Convert the part that opens with the line containing "231, 342, 244]" and closes with the line containing "65, 45, 91]" into a Markdown table with the columns No. and Line. Number each line in order and skip any blank lines.

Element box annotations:
┌────────
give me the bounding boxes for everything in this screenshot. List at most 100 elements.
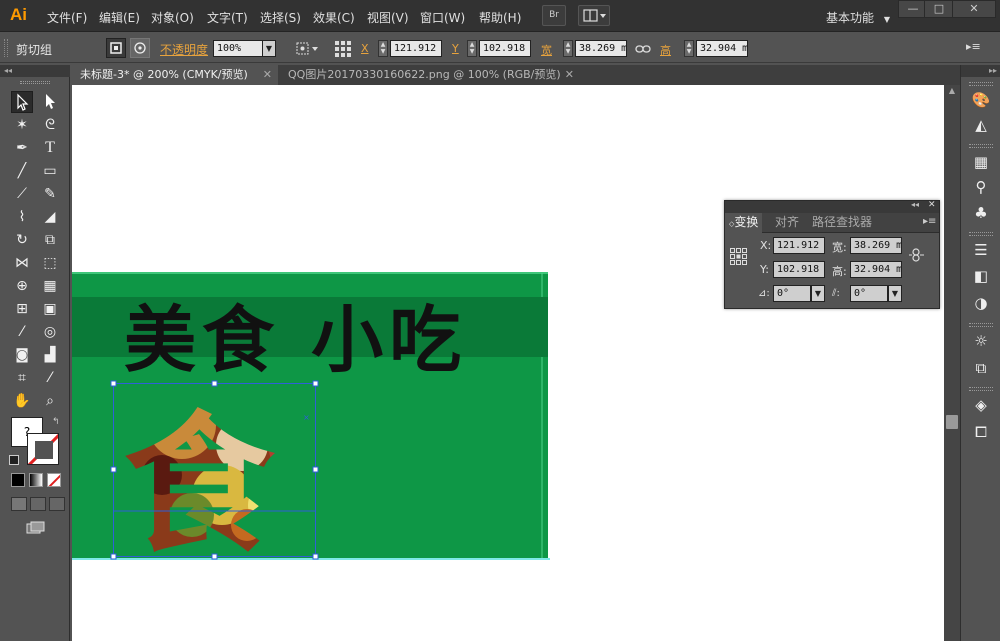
shear-angle-dropdown[interactable]: ▼ xyxy=(888,285,902,302)
tools-grip[interactable] xyxy=(20,81,50,84)
opacity-label[interactable]: 不透明度 xyxy=(160,41,208,58)
width-tool-icon[interactable]: ⋈ xyxy=(11,252,33,274)
panel-menu-icon[interactable]: ▸≡ xyxy=(966,40,984,56)
blend-tool-icon[interactable]: ◎ xyxy=(39,321,61,343)
mesh-tool-icon[interactable]: ⊞ xyxy=(11,298,33,320)
swap-fill-stroke-icon[interactable]: ↰ xyxy=(52,417,60,427)
x-input[interactable]: 121.912 r xyxy=(390,40,442,57)
eyedropper-tool-icon[interactable]: ⁄ xyxy=(11,321,33,343)
collapse-icon[interactable]: ◂◂ xyxy=(911,200,919,209)
collapse-panel-icon[interactable]: ◂◂ xyxy=(0,65,70,77)
draw-behind-button[interactable] xyxy=(30,497,46,511)
gradient-mode-button[interactable] xyxy=(29,473,43,487)
menu-object[interactable]: 对象(O) xyxy=(151,9,194,26)
edit-contents-button[interactable] xyxy=(130,38,150,58)
symbol-sprayer-tool-icon[interactable]: ◙ xyxy=(11,344,33,366)
y-input[interactable]: 102.918 r xyxy=(479,40,531,57)
reference-point-button[interactable] xyxy=(729,247,749,267)
width-input[interactable]: 38.269 m xyxy=(850,237,902,254)
x-input[interactable]: 121.912 xyxy=(773,237,825,254)
recolor-button[interactable] xyxy=(295,41,321,57)
free-transform-tool-icon[interactable]: ⬚ xyxy=(39,252,61,274)
panel-menu-icon[interactable]: ▸≡ xyxy=(923,216,936,227)
direct-selection-tool-icon[interactable] xyxy=(39,91,61,113)
scale-tool-icon[interactable]: ⧉ xyxy=(39,229,61,251)
draw-normal-button[interactable] xyxy=(11,497,27,511)
blob-brush-tool-icon[interactable]: ⌇ xyxy=(11,206,33,228)
column-graph-tool-icon[interactable]: ▟ xyxy=(39,344,61,366)
opacity-dropdown-button[interactable]: ▼ xyxy=(262,40,276,57)
menu-window[interactable]: 窗口(W) xyxy=(420,9,465,26)
symbols-panel-icon[interactable]: ♣ xyxy=(970,202,992,224)
artboard-canvas[interactable]: 美食 小吃 食 xyxy=(72,85,944,641)
rectangle-tool-icon[interactable]: ▭ xyxy=(39,160,61,182)
layers-panel-icon[interactable]: ◈ xyxy=(970,394,992,416)
vertical-scrollbar[interactable]: ▲ xyxy=(944,85,960,641)
grip-handle[interactable] xyxy=(4,39,8,57)
width-label[interactable]: 宽 xyxy=(541,42,552,58)
screen-mode-button[interactable] xyxy=(26,521,46,535)
appearance-panel-icon[interactable]: ☼ xyxy=(970,330,992,352)
menu-edit[interactable]: 编辑(E) xyxy=(99,9,140,26)
stroke-swatch[interactable] xyxy=(27,433,59,465)
menu-help[interactable]: 帮助(H) xyxy=(479,9,521,26)
scroll-up-icon[interactable]: ▲ xyxy=(944,85,960,97)
line-tool-icon[interactable]: ╱ xyxy=(11,160,33,182)
y-label[interactable]: Y xyxy=(452,42,459,55)
maximize-button[interactable]: □ xyxy=(924,0,954,18)
eraser-tool-icon[interactable]: ◢ xyxy=(39,206,61,228)
color-mode-button[interactable] xyxy=(11,473,25,487)
x-label[interactable]: X xyxy=(361,42,369,55)
close-icon[interactable]: ✕ xyxy=(928,200,936,210)
scrollbar-thumb[interactable] xyxy=(946,415,958,429)
artboards-panel-icon[interactable]: ⧠ xyxy=(970,421,992,443)
perspective-grid-tool-icon[interactable]: ▦ xyxy=(39,275,61,297)
hand-tool-icon[interactable]: ✋ xyxy=(11,390,33,412)
edit-clipping-path-button[interactable] xyxy=(106,38,126,58)
dock-grip[interactable] xyxy=(969,82,993,86)
workspace-switcher[interactable]: 基本功能 ▼ xyxy=(826,9,890,26)
x-stepper[interactable]: ▲ ▼ xyxy=(378,40,388,57)
color-guide-icon[interactable]: ◭ xyxy=(970,114,992,136)
stroke-panel-icon[interactable]: ☰ xyxy=(970,239,992,261)
swatches-panel-icon[interactable]: ▦ xyxy=(970,151,992,173)
pen-tool-icon[interactable]: ✒ xyxy=(11,137,33,159)
reference-point-button[interactable] xyxy=(333,39,353,59)
slice-tool-icon[interactable]: ⁄ xyxy=(39,367,61,389)
expand-panels-icon[interactable]: ▸▸ xyxy=(961,65,1000,77)
dock-grip[interactable] xyxy=(969,323,993,327)
transform-panel-header[interactable]: ◂◂ ✕ xyxy=(725,200,939,213)
menu-file[interactable]: 文件(F) xyxy=(47,9,87,26)
graphic-styles-panel-icon[interactable]: ⧉ xyxy=(970,357,992,379)
type-tool-icon[interactable]: T xyxy=(39,137,61,159)
opacity-input[interactable]: 100% xyxy=(213,40,263,57)
lasso-tool-icon[interactable]: ᘓ xyxy=(39,114,61,136)
close-icon[interactable]: ✕ xyxy=(565,65,574,84)
height-input[interactable]: 32.904 m xyxy=(850,261,902,278)
menu-view[interactable]: 视图(V) xyxy=(367,9,409,26)
default-colors-icon[interactable] xyxy=(9,455,19,465)
color-panel-icon[interactable]: 🎨 xyxy=(970,89,992,111)
tab-align[interactable]: 对齐 xyxy=(771,213,803,233)
menu-type[interactable]: 文字(T) xyxy=(207,9,248,26)
brushes-panel-icon[interactable]: ⚲ xyxy=(970,176,992,198)
height-label[interactable]: 高 xyxy=(660,42,671,58)
close-icon[interactable]: ✕ xyxy=(263,65,272,84)
paintbrush-tool-icon[interactable]: ⟋ xyxy=(11,183,33,205)
tab-pathfinder[interactable]: 路径查找器 xyxy=(808,213,876,233)
tab-transform[interactable]: ◇变换 xyxy=(725,213,763,233)
rotate-angle-dropdown[interactable]: ▼ xyxy=(811,285,825,302)
none-mode-button[interactable] xyxy=(47,473,61,487)
constrain-proportions-button[interactable] xyxy=(634,41,652,57)
bridge-button[interactable]: Br xyxy=(542,5,566,26)
gradient-tool-icon[interactable]: ▣ xyxy=(39,298,61,320)
draw-inside-button[interactable] xyxy=(49,497,65,511)
close-button[interactable]: ✕ xyxy=(952,0,996,18)
y-stepper[interactable]: ▲ ▼ xyxy=(467,40,477,57)
shear-angle-input[interactable]: 0° xyxy=(850,285,888,302)
gradient-panel-icon[interactable]: ◧ xyxy=(970,265,992,287)
width-stepper[interactable]: ▲ ▼ xyxy=(563,40,573,57)
dock-grip[interactable] xyxy=(969,144,993,148)
rotate-tool-icon[interactable]: ↻ xyxy=(11,229,33,251)
artboard-tool-icon[interactable]: ⌗ xyxy=(11,367,33,389)
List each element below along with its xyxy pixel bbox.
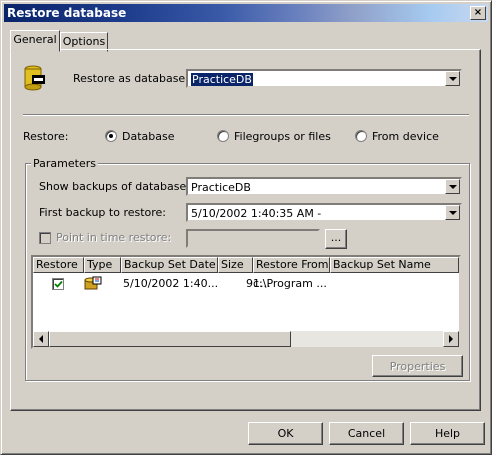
browse-label: ...	[330, 231, 342, 244]
restore-as-value: PracticeDB	[191, 73, 253, 86]
radio-database-label[interactable]: Database	[122, 130, 175, 143]
close-button[interactable]: ×	[470, 6, 486, 20]
chevron-down-icon[interactable]	[445, 205, 460, 220]
separator	[23, 114, 469, 116]
column-header-restore-from[interactable]: Restore From	[253, 257, 330, 273]
window-title: Restore database	[7, 6, 127, 20]
column-header-type[interactable]: Type	[84, 257, 121, 273]
cancel-label: Cancel	[347, 427, 386, 440]
chevron-down-icon[interactable]	[445, 179, 460, 194]
show-backups-label: Show backups of database:	[39, 180, 190, 193]
scroll-thumb[interactable]	[49, 331, 291, 347]
horizontal-scrollbar[interactable]	[33, 331, 459, 347]
row-backup-set-date: 5/10/2002 1:40...	[123, 277, 217, 290]
title-bar: Restore database ×	[4, 4, 488, 22]
properties-button[interactable]: Properties	[372, 355, 463, 377]
help-label: Help	[434, 427, 461, 440]
ok-button[interactable]: OK	[248, 422, 323, 445]
point-in-time-field[interactable]	[186, 229, 320, 248]
show-backups-value: PracticeDB	[191, 181, 251, 194]
radio-from-device[interactable]	[355, 130, 367, 142]
arrow-left-icon	[39, 335, 43, 343]
database-icon	[24, 65, 45, 91]
row-restore-checkbox[interactable]	[52, 278, 64, 290]
radio-filegroups-label[interactable]: Filegroups or files	[234, 130, 331, 143]
properties-label: Properties	[389, 360, 446, 373]
point-in-time-label: Point in time restore:	[56, 231, 172, 244]
show-backups-combo[interactable]: PracticeDB	[186, 177, 462, 196]
tab-options-label: Options	[62, 35, 106, 48]
restore-as-database-combo[interactable]: PracticeDB	[186, 69, 462, 88]
first-backup-value: 5/10/2002 1:40:35 AM -	[191, 207, 322, 220]
radio-from-device-label[interactable]: From device	[372, 130, 439, 143]
restore-label: Restore:	[23, 130, 69, 143]
first-backup-label: First backup to restore:	[39, 206, 167, 219]
tab-general[interactable]: General	[10, 30, 60, 52]
first-backup-combo[interactable]: 5/10/2002 1:40:35 AM -	[186, 203, 462, 222]
ok-label: OK	[277, 427, 294, 440]
check-icon	[54, 280, 63, 288]
parameters-label: Parameters	[31, 157, 98, 170]
point-in-time-checkbox[interactable]	[39, 232, 51, 244]
backup-sets-table[interactable]: Restore Type Backup Set Date Size Restor…	[31, 255, 461, 349]
arrow-right-icon	[449, 335, 453, 343]
row-restore-from: c:\Program ...	[253, 277, 327, 290]
radio-filegroups[interactable]	[217, 130, 229, 142]
backup-set-icon	[84, 276, 102, 290]
close-icon[interactable]: ×	[474, 7, 482, 18]
chevron-down-icon[interactable]	[445, 71, 460, 86]
point-in-time-browse-button[interactable]: ...	[325, 229, 347, 249]
column-header-backup-set-date[interactable]: Backup Set Date	[121, 257, 218, 273]
radio-database[interactable]	[105, 130, 117, 142]
restore-database-dialog: Restore database × General Options Resto…	[0, 0, 492, 455]
column-header-size[interactable]: Size	[218, 257, 253, 273]
cancel-button[interactable]: Cancel	[329, 422, 404, 445]
restore-as-label: Restore as database:	[73, 72, 189, 85]
tab-general-label: General	[13, 33, 57, 46]
column-header-restore[interactable]: Restore	[33, 257, 84, 273]
scroll-left-button[interactable]	[33, 331, 49, 347]
column-header-backup-set-name[interactable]: Backup Set Name	[330, 257, 459, 273]
help-button[interactable]: Help	[410, 422, 485, 445]
scroll-right-button[interactable]	[443, 331, 459, 347]
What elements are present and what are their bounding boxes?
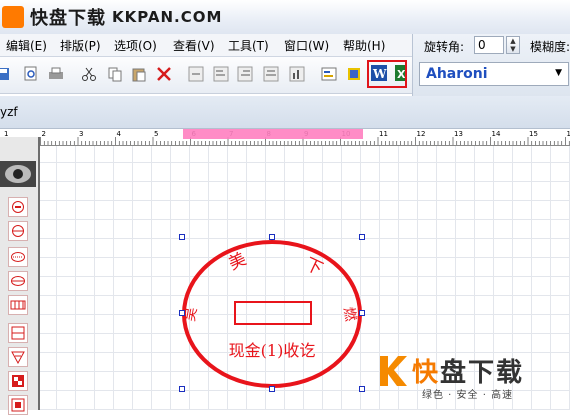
└────────
= RESULT =
| No. | Line |
|---|---|
| 1 | browse-label: ...	[330, 231, 342, 244] |
| 2 | restore-as-value: PracticeDB	[191, 73, 253, 86] |
| 3 | radio-database-label[interactable]: Database	[122, 130, 175, 143] |
| 4 | close-button[interactable]: ×	[470, 6, 486, 20] |
| 5 | chevron-down-icon[interactable]	[445, 205, 460, 220] |
| 6 | separator	[23, 114, 469, 116] |
| 7 | column-header-restore-from[interactable]: Restore From	[253, 257, 330, 273] |
| 8 | window-title: Restore database	[7, 6, 127, 20] |
| 9 | column-header-type[interactable]: Type	[84, 257, 121, 273] |
| 10 | cancel-label: Cancel	[347, 427, 386, 440] |
| 11 | chevron-down-icon[interactable]	[445, 179, 460, 194] |
| 12 | show-backups-label: Show backups of database:	[39, 180, 190, 193] |
| 13 | scroll-thumb[interactable]	[49, 331, 291, 347] |
| 14 | horizontal-scrollbar[interactable]	[33, 331, 459, 347] |
| 15 | row-backup-set-date: 5/10/2002 1:40...	[123, 277, 217, 290] |
| 16 | title-bar: Restore database ×	[4, 4, 488, 22] |
| 17 | properties-button[interactable]: Properties	[372, 355, 463, 377] |
| 18 | help-label: Help	[434, 427, 461, 440] |
| 19 | ok-button[interactable]: OK	[248, 422, 323, 445] |
| 20 | point-in-time-field[interactable]	[186, 229, 320, 248] |
| 21 | show-backups-value: PracticeDB	[191, 181, 251, 194] |
| 22 | radio-from-device[interactable]	[355, 130, 367, 142] |
| 23 | arrow-left-icon	[39, 335, 43, 343] |
| 24 | database-icon	[24, 65, 45, 91] |